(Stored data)
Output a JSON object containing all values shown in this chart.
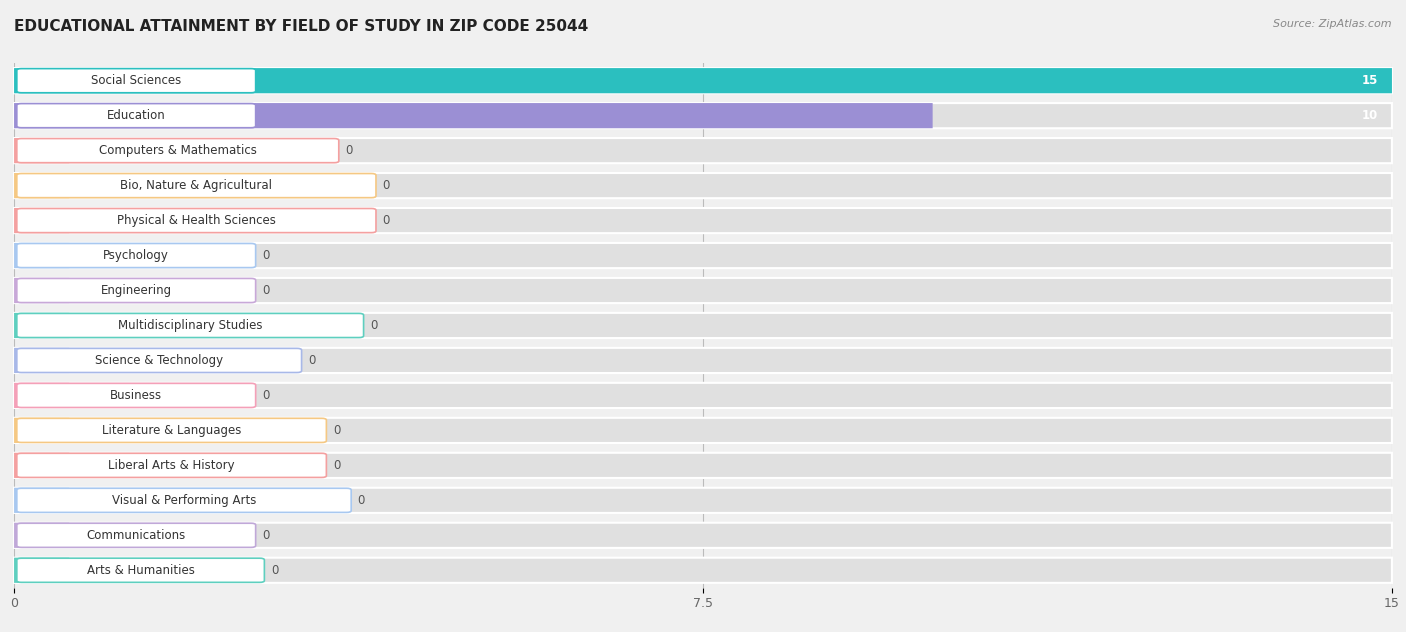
{
  "title": "EDUCATIONAL ATTAINMENT BY FIELD OF STUDY IN ZIP CODE 25044",
  "source": "Source: ZipAtlas.com",
  "categories": [
    "Social Sciences",
    "Education",
    "Computers & Mathematics",
    "Bio, Nature & Agricultural",
    "Physical & Health Sciences",
    "Psychology",
    "Engineering",
    "Multidisciplinary Studies",
    "Science & Technology",
    "Business",
    "Literature & Languages",
    "Liberal Arts & History",
    "Visual & Performing Arts",
    "Communications",
    "Arts & Humanities"
  ],
  "values": [
    15,
    10,
    0,
    0,
    0,
    0,
    0,
    0,
    0,
    0,
    0,
    0,
    0,
    0,
    0
  ],
  "bar_colors": [
    "#2BBFBF",
    "#9B8FD4",
    "#F4A0A0",
    "#F5C883",
    "#F4A0A0",
    "#A8C8F0",
    "#C8A8D8",
    "#5ECFBF",
    "#A8B8E8",
    "#F4A0B8",
    "#F5C883",
    "#F4A0A0",
    "#A8C8F0",
    "#C0A8D8",
    "#5ECFBF"
  ],
  "xlim": [
    0,
    15
  ],
  "xticks": [
    0,
    7.5,
    15
  ],
  "background_color": "#f0f0f0",
  "row_bg_color": "#e8e8e8",
  "bar_height": 0.72,
  "title_fontsize": 11,
  "label_fontsize": 8.5,
  "value_fontsize": 8.5
}
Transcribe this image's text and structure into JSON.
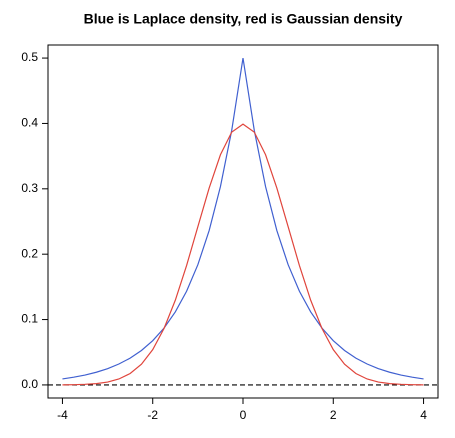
{
  "chart_data": {
    "type": "line",
    "title": "Blue is Laplace density, red is Gaussian density",
    "x": [
      -4,
      -3.75,
      -3.5,
      -3.25,
      -3,
      -2.75,
      -2.5,
      -2.25,
      -2,
      -1.75,
      -1.5,
      -1.25,
      -1,
      -0.75,
      -0.5,
      -0.25,
      0,
      0.25,
      0.5,
      0.75,
      1,
      1.25,
      1.5,
      1.75,
      2,
      2.25,
      2.5,
      2.75,
      3,
      3.25,
      3.5,
      3.75,
      4
    ],
    "series": [
      {
        "color": "#4060d0",
        "values": [
          0.0092,
          0.0118,
          0.0151,
          0.0194,
          0.0249,
          0.032,
          0.041,
          0.0527,
          0.0677,
          0.0869,
          0.1116,
          0.1433,
          0.1839,
          0.2362,
          0.3033,
          0.3894,
          0.5,
          0.3894,
          0.3033,
          0.2362,
          0.1839,
          0.1433,
          0.1116,
          0.0869,
          0.0677,
          0.0527,
          0.041,
          0.032,
          0.0249,
          0.0194,
          0.0151,
          0.0118,
          0.0092
        ]
      },
      {
        "color": "#e0453c",
        "values": [
          0.0001,
          0.0004,
          0.0009,
          0.002,
          0.0044,
          0.0091,
          0.0175,
          0.0317,
          0.054,
          0.0863,
          0.1295,
          0.1826,
          0.242,
          0.3011,
          0.3521,
          0.3867,
          0.3989,
          0.3867,
          0.3521,
          0.3011,
          0.242,
          0.1826,
          0.1295,
          0.0863,
          0.054,
          0.0317,
          0.0175,
          0.0091,
          0.0044,
          0.002,
          0.0009,
          0.0004,
          0.0001
        ]
      }
    ],
    "hline": 0,
    "xlim": [
      -4.32,
      4.32
    ],
    "xticks": [
      -4,
      -2,
      0,
      2,
      4
    ],
    "ylim": [
      -0.02,
      0.52
    ],
    "yticks": [
      {
        "value": 0,
        "label": "0.0"
      },
      0.1,
      0.2,
      0.3,
      0.4,
      0.5
    ]
  }
}
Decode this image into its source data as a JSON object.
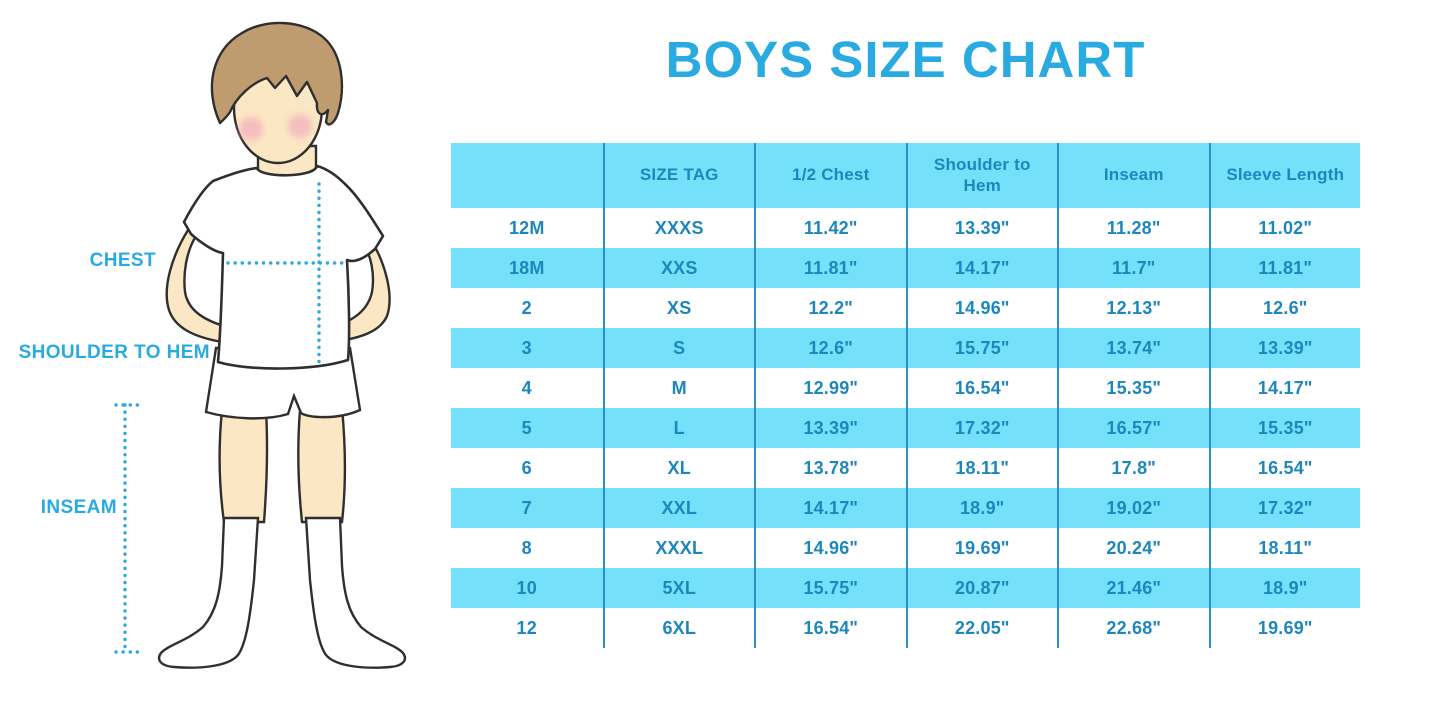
{
  "title": "BOYS SIZE CHART",
  "colors": {
    "accent": "#29ABE2",
    "row_band": "#75E0F9",
    "column_divider": "#2F8FC5",
    "table_text": "#1D87BD",
    "skin": "#FBE7C3",
    "hair": "#BE9C70",
    "outline": "#2F2F2F",
    "blush": "#F1A9BD"
  },
  "figure": {
    "description": "cartoon boy in white t-shirt, shorts and socks with dotted measurement guides",
    "labels": {
      "chest": "CHEST",
      "shoulder_to_hem": "SHOULDER TO HEM",
      "inseam": "INSEAM"
    }
  },
  "chart_data": {
    "type": "table",
    "title": "BOYS SIZE CHART",
    "columns": [
      "",
      "SIZE TAG",
      "1/2 Chest",
      "Shoulder to Hem",
      "Inseam",
      "Sleeve Length"
    ],
    "rows": [
      [
        "12M",
        "XXXS",
        "11.42\"",
        "13.39\"",
        "11.28\"",
        "11.02\""
      ],
      [
        "18M",
        "XXS",
        "11.81\"",
        "14.17\"",
        "11.7\"",
        "11.81\""
      ],
      [
        "2",
        "XS",
        "12.2\"",
        "14.96\"",
        "12.13\"",
        "12.6\""
      ],
      [
        "3",
        "S",
        "12.6\"",
        "15.75\"",
        "13.74\"",
        "13.39\""
      ],
      [
        "4",
        "M",
        "12.99\"",
        "16.54\"",
        "15.35\"",
        "14.17\""
      ],
      [
        "5",
        "L",
        "13.39\"",
        "17.32\"",
        "16.57\"",
        "15.35\""
      ],
      [
        "6",
        "XL",
        "13.78\"",
        "18.11\"",
        "17.8\"",
        "16.54\""
      ],
      [
        "7",
        "XXL",
        "14.17\"",
        "18.9\"",
        "19.02\"",
        "17.32\""
      ],
      [
        "8",
        "XXXL",
        "14.96\"",
        "19.69\"",
        "20.24\"",
        "18.11\""
      ],
      [
        "10",
        "5XL",
        "15.75\"",
        "20.87\"",
        "21.46\"",
        "18.9\""
      ],
      [
        "12",
        "6XL",
        "16.54\"",
        "22.05\"",
        "22.68\"",
        "19.69\""
      ]
    ],
    "layout": {
      "header_fill": "band",
      "row_striping": "white/band alternating starting white",
      "borders": "vertical column dividers only, no outer border"
    }
  }
}
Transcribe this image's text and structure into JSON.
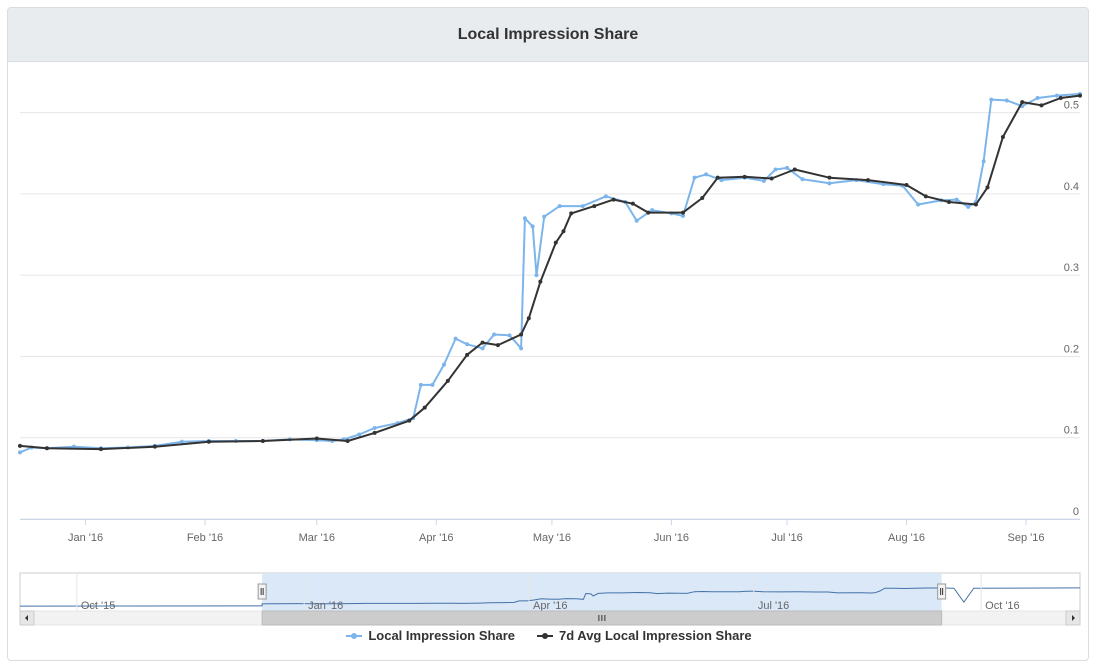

■ **To do**
Write the entries above out in full, exactly, with no images.

■ **Final result**
Output a JSON object containing all values shown in this chart.
{
  "title": "EDUCATIONAL ATTAINMENT BY FIELD OF STUDY IN ZIP CODE 25044",
  "source": "Source: ZipAtlas.com",
  "categories": [
    "Social Sciences",
    "Education",
    "Computers & Mathematics",
    "Bio, Nature & Agricultural",
    "Physical & Health Sciences",
    "Psychology",
    "Engineering",
    "Multidisciplinary Studies",
    "Science & Technology",
    "Business",
    "Literature & Languages",
    "Liberal Arts & History",
    "Visual & Performing Arts",
    "Communications",
    "Arts & Humanities"
  ],
  "values": [
    15,
    10,
    0,
    0,
    0,
    0,
    0,
    0,
    0,
    0,
    0,
    0,
    0,
    0,
    0
  ],
  "bar_colors": [
    "#2BBFBF",
    "#9B8FD4",
    "#F4A0A0",
    "#F5C883",
    "#F4A0A0",
    "#A8C8F0",
    "#C8A8D8",
    "#5ECFBF",
    "#A8B8E8",
    "#F4A0B8",
    "#F5C883",
    "#F4A0A0",
    "#A8C8F0",
    "#C0A8D8",
    "#5ECFBF"
  ],
  "xlim": [
    0,
    15
  ],
  "xticks": [
    0,
    7.5,
    15
  ],
  "background_color": "#f0f0f0",
  "row_bg_color": "#e8e8e8",
  "bar_height": 0.72,
  "title_fontsize": 11,
  "label_fontsize": 8.5,
  "value_fontsize": 8.5
}
Transcribe this image's text and structure into JSON.
{
  "chart_data": {
    "type": "line",
    "title": "Blue is Laplace density, red is Gaussian density",
    "x": [
      -4,
      -3.75,
      -3.5,
      -3.25,
      -3,
      -2.75,
      -2.5,
      -2.25,
      -2,
      -1.75,
      -1.5,
      -1.25,
      -1,
      -0.75,
      -0.5,
      -0.25,
      0,
      0.25,
      0.5,
      0.75,
      1,
      1.25,
      1.5,
      1.75,
      2,
      2.25,
      2.5,
      2.75,
      3,
      3.25,
      3.5,
      3.75,
      4
    ],
    "series": [
      {
        "color": "#4060d0",
        "values": [
          0.0092,
          0.0118,
          0.0151,
          0.0194,
          0.0249,
          0.032,
          0.041,
          0.0527,
          0.0677,
          0.0869,
          0.1116,
          0.1433,
          0.1839,
          0.2362,
          0.3033,
          0.3894,
          0.5,
          0.3894,
          0.3033,
          0.2362,
          0.1839,
          0.1433,
          0.1116,
          0.0869,
          0.0677,
          0.0527,
          0.041,
          0.032,
          0.0249,
          0.0194,
          0.0151,
          0.0118,
          0.0092
        ]
      },
      {
        "color": "#e0453c",
        "values": [
          0.0001,
          0.0004,
          0.0009,
          0.002,
          0.0044,
          0.0091,
          0.0175,
          0.0317,
          0.054,
          0.0863,
          0.1295,
          0.1826,
          0.242,
          0.3011,
          0.3521,
          0.3867,
          0.3989,
          0.3867,
          0.3521,
          0.3011,
          0.242,
          0.1826,
          0.1295,
          0.0863,
          0.054,
          0.0317,
          0.0175,
          0.0091,
          0.0044,
          0.002,
          0.0009,
          0.0004,
          0.0001
        ]
      }
    ],
    "hline": 0,
    "xlim": [
      -4.32,
      4.32
    ],
    "xticks": [
      -4,
      -2,
      0,
      2,
      4
    ],
    "ylim": [
      -0.02,
      0.52
    ],
    "yticks": [
      {
        "value": 0,
        "label": "0.0"
      },
      0.1,
      0.2,
      0.3,
      0.4,
      0.5
    ]
  }
}
Decode this image into its source data as a JSON object.
{
  "title": "BOYS SIZE CHART",
  "colors": {
    "accent": "#29ABE2",
    "row_band": "#75E0F9",
    "column_divider": "#2F8FC5",
    "table_text": "#1D87BD",
    "skin": "#FBE7C3",
    "hair": "#BE9C70",
    "outline": "#2F2F2F",
    "blush": "#F1A9BD"
  },
  "figure": {
    "description": "cartoon boy in white t-shirt, shorts and socks with dotted measurement guides",
    "labels": {
      "chest": "CHEST",
      "shoulder_to_hem": "SHOULDER TO HEM",
      "inseam": "INSEAM"
    }
  },
  "chart_data": {
    "type": "table",
    "title": "BOYS SIZE CHART",
    "columns": [
      "",
      "SIZE TAG",
      "1/2 Chest",
      "Shoulder to Hem",
      "Inseam",
      "Sleeve Length"
    ],
    "rows": [
      [
        "12M",
        "XXXS",
        "11.42\"",
        "13.39\"",
        "11.28\"",
        "11.02\""
      ],
      [
        "18M",
        "XXS",
        "11.81\"",
        "14.17\"",
        "11.7\"",
        "11.81\""
      ],
      [
        "2",
        "XS",
        "12.2\"",
        "14.96\"",
        "12.13\"",
        "12.6\""
      ],
      [
        "3",
        "S",
        "12.6\"",
        "15.75\"",
        "13.74\"",
        "13.39\""
      ],
      [
        "4",
        "M",
        "12.99\"",
        "16.54\"",
        "15.35\"",
        "14.17\""
      ],
      [
        "5",
        "L",
        "13.39\"",
        "17.32\"",
        "16.57\"",
        "15.35\""
      ],
      [
        "6",
        "XL",
        "13.78\"",
        "18.11\"",
        "17.8\"",
        "16.54\""
      ],
      [
        "7",
        "XXL",
        "14.17\"",
        "18.9\"",
        "19.02\"",
        "17.32\""
      ],
      [
        "8",
        "XXXL",
        "14.96\"",
        "19.69\"",
        "20.24\"",
        "18.11\""
      ],
      [
        "10",
        "5XL",
        "15.75\"",
        "20.87\"",
        "21.46\"",
        "18.9\""
      ],
      [
        "12",
        "6XL",
        "16.54\"",
        "22.05\"",
        "22.68\"",
        "19.69\""
      ]
    ],
    "layout": {
      "header_fill": "band",
      "row_striping": "white/band alternating starting white",
      "borders": "vertical column dividers only, no outer border"
    }
  }
}
Transcribe this image's text and structure into JSON.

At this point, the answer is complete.